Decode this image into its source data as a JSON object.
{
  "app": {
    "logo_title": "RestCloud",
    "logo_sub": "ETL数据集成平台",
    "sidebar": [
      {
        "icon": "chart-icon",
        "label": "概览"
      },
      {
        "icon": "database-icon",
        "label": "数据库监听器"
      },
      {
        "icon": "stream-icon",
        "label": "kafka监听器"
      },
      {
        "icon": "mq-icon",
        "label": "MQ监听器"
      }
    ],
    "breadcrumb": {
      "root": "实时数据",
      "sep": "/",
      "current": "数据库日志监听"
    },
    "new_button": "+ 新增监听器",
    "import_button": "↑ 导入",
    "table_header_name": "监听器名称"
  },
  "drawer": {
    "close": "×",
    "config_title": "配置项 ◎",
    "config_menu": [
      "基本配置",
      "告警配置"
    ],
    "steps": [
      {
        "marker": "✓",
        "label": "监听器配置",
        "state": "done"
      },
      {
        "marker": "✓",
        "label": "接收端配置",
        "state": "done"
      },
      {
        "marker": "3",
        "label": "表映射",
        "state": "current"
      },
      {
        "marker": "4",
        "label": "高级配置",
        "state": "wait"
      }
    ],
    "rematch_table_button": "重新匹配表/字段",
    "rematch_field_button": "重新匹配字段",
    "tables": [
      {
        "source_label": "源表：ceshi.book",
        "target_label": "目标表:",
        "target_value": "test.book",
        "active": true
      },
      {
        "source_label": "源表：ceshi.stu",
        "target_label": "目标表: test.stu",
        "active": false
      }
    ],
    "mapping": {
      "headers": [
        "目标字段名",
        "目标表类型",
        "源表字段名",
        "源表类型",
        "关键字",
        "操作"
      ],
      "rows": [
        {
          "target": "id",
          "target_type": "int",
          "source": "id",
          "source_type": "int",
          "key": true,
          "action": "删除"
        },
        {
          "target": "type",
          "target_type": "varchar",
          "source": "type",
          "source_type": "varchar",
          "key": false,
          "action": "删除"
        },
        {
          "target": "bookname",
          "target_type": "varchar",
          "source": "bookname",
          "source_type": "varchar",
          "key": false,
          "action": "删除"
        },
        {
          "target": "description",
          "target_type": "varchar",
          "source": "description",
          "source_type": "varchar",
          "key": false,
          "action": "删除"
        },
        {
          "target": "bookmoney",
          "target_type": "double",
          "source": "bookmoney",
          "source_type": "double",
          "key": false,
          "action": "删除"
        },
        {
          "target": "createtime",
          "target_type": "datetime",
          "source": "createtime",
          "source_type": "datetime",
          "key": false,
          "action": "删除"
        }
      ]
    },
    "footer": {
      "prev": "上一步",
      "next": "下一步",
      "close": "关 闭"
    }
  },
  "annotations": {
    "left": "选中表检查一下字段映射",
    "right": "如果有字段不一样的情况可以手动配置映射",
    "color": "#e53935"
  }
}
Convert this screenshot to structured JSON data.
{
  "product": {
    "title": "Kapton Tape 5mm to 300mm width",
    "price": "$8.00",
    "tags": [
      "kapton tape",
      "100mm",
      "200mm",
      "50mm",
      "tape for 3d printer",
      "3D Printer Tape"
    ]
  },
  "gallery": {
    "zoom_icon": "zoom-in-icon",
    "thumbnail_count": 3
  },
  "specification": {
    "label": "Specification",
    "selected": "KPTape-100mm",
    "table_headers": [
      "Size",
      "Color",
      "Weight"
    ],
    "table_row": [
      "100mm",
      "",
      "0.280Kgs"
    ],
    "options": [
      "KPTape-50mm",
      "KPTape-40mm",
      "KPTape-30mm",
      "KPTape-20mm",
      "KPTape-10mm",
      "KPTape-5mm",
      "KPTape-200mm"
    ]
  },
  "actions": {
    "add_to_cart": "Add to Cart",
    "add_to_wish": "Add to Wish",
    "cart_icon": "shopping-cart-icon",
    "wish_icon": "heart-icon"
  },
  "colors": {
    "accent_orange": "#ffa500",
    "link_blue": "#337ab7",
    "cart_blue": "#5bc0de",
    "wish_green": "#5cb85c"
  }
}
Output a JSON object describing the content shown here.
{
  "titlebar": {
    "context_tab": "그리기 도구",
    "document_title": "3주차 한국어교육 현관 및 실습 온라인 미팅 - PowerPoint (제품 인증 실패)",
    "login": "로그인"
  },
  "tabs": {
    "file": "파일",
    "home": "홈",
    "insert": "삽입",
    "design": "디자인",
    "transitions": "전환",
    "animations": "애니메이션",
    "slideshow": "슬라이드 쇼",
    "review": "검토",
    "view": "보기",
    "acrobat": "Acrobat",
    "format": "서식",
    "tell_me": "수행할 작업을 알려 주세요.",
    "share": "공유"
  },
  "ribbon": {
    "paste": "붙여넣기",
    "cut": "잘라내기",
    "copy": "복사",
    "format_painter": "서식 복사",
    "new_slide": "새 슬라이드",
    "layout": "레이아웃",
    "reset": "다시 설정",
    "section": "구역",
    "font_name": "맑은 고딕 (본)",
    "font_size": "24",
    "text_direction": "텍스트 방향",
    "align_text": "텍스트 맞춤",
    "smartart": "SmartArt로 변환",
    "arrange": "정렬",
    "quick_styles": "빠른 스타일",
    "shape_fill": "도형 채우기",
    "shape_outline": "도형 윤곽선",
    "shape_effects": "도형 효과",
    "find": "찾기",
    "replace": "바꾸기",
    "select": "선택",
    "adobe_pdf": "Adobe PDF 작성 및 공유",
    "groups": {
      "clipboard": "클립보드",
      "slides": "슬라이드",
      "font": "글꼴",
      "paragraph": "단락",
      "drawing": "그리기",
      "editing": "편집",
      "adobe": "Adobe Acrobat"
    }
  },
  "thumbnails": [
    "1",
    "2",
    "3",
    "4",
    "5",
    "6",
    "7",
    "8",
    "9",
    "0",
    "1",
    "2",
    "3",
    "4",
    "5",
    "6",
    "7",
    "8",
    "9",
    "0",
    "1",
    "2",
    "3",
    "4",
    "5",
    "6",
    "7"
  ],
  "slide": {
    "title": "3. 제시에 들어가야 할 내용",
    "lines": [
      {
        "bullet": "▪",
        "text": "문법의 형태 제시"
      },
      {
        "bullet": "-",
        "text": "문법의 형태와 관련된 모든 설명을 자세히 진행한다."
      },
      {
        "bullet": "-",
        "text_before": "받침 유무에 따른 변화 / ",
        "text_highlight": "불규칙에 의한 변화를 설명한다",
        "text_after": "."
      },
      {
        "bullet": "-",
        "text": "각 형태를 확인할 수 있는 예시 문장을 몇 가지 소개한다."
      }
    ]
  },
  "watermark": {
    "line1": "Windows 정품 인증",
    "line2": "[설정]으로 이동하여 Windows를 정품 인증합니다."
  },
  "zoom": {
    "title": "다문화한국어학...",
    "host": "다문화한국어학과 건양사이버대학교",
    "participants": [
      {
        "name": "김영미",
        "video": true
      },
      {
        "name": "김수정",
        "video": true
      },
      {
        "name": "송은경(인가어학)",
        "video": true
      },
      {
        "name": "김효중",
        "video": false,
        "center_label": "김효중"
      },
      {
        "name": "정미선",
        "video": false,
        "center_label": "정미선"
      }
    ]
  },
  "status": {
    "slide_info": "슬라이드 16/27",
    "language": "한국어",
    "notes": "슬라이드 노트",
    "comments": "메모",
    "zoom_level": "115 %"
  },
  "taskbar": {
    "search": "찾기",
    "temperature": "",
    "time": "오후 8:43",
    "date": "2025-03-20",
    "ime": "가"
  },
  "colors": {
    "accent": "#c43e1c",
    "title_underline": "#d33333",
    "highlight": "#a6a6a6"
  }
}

WHAT IS EXPECTED >> In the records above, locate the lines holding the word "double". Copy each of them.

FINAL ANSWER >>
          "target_type": "double",
          "source_type": "double",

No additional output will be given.